▶ Task prompt
Write the data out again exactly, with no pictures.

[Figure content listings]
+ + +

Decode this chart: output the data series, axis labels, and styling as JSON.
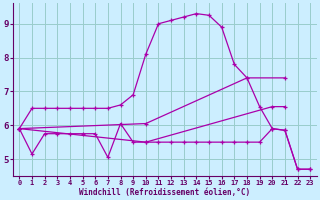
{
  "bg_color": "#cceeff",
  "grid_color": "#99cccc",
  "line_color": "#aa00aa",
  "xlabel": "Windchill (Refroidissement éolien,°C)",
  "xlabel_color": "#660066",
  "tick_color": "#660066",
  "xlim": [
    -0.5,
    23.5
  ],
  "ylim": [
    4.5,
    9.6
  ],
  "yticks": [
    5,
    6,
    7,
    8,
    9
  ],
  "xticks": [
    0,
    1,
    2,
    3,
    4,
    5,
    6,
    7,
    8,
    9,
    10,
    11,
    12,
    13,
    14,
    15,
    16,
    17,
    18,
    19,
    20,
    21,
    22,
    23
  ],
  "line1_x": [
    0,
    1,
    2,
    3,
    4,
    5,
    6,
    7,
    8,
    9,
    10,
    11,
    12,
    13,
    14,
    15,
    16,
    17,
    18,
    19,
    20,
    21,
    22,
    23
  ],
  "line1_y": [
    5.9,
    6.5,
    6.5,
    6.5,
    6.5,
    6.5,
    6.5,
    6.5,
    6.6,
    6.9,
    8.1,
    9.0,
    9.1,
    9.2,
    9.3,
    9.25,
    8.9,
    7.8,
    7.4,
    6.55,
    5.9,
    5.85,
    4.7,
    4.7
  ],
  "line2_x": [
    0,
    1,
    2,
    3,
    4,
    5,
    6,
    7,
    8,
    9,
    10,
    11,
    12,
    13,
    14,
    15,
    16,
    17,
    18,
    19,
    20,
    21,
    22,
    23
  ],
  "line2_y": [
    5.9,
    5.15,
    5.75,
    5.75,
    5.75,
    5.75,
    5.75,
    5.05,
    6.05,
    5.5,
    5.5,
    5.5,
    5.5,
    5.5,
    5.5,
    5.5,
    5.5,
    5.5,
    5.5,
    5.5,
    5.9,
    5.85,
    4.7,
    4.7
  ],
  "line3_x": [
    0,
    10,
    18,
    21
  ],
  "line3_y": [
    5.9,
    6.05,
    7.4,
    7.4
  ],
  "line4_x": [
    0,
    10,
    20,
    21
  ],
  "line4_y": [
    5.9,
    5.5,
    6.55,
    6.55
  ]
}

+ + +

▶ Exercise solution
Decode this chart: output the data series, axis labels, and styling as JSON.
{
  "bg_color": "#cceeff",
  "grid_color": "#99cccc",
  "line_color": "#aa00aa",
  "xlabel": "Windchill (Refroidissement éolien,°C)",
  "xlabel_color": "#660066",
  "tick_color": "#660066",
  "xlim": [
    -0.5,
    23.5
  ],
  "ylim": [
    4.5,
    9.6
  ],
  "yticks": [
    5,
    6,
    7,
    8,
    9
  ],
  "xticks": [
    0,
    1,
    2,
    3,
    4,
    5,
    6,
    7,
    8,
    9,
    10,
    11,
    12,
    13,
    14,
    15,
    16,
    17,
    18,
    19,
    20,
    21,
    22,
    23
  ],
  "line1_x": [
    0,
    1,
    2,
    3,
    4,
    5,
    6,
    7,
    8,
    9,
    10,
    11,
    12,
    13,
    14,
    15,
    16,
    17,
    18,
    19,
    20,
    21,
    22,
    23
  ],
  "line1_y": [
    5.9,
    6.5,
    6.5,
    6.5,
    6.5,
    6.5,
    6.5,
    6.5,
    6.6,
    6.9,
    8.1,
    9.0,
    9.1,
    9.2,
    9.3,
    9.25,
    8.9,
    7.8,
    7.4,
    6.55,
    5.9,
    5.85,
    4.7,
    4.7
  ],
  "line2_x": [
    0,
    1,
    2,
    3,
    4,
    5,
    6,
    7,
    8,
    9,
    10,
    11,
    12,
    13,
    14,
    15,
    16,
    17,
    18,
    19,
    20,
    21,
    22,
    23
  ],
  "line2_y": [
    5.9,
    5.15,
    5.75,
    5.75,
    5.75,
    5.75,
    5.75,
    5.05,
    6.05,
    5.5,
    5.5,
    5.5,
    5.5,
    5.5,
    5.5,
    5.5,
    5.5,
    5.5,
    5.5,
    5.5,
    5.9,
    5.85,
    4.7,
    4.7
  ],
  "line3_x": [
    0,
    10,
    18,
    21
  ],
  "line3_y": [
    5.9,
    6.05,
    7.4,
    7.4
  ],
  "line4_x": [
    0,
    10,
    20,
    21
  ],
  "line4_y": [
    5.9,
    5.5,
    6.55,
    6.55
  ]
}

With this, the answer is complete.